MATERIAL PROVIDED:
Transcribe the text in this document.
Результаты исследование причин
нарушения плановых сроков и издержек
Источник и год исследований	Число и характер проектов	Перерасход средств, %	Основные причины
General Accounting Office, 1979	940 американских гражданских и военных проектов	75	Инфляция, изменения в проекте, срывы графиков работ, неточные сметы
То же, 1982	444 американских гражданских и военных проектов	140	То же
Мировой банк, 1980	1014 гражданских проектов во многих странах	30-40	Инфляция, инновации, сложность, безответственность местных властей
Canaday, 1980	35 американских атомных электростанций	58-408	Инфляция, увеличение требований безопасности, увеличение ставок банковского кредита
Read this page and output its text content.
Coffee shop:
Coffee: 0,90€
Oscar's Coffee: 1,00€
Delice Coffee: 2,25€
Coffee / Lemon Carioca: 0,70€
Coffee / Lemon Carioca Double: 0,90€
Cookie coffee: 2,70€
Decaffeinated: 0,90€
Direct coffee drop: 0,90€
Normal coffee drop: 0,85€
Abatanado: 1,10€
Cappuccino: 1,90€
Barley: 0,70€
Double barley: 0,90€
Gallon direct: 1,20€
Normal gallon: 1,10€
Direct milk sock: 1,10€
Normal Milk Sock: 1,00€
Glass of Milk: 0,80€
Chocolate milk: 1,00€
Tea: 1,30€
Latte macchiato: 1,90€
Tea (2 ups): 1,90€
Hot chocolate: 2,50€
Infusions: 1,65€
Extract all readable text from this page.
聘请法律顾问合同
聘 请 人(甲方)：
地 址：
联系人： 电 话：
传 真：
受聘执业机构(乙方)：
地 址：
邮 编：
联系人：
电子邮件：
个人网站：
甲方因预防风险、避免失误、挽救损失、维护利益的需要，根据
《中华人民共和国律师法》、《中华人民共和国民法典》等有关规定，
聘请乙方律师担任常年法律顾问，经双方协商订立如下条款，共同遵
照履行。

EXERCISE REQUIREMENTS: Only the lines from the one containing "Extract all readable text from this page." through the end of the entries above belong in the answer; repeat them exactly.

TASK OUTPUT:
Extract all readable text from this page.
聘请法律顾问合同
聘 请 人(甲方)：
地 址：
联系人： 电 话：
传 真：
受聘执业机构(乙方)：
地 址：
邮 编：
联系人：
电子邮件：
个人网站：
甲方因预防风险、避免失误、挽救损失、维护利益的需要，根据
《中华人民共和国律师法》、《中华人民共和国民法典》等有关规定，
聘请乙方律师担任常年法律顾问，经双方协商订立如下条款，共同遵
照履行。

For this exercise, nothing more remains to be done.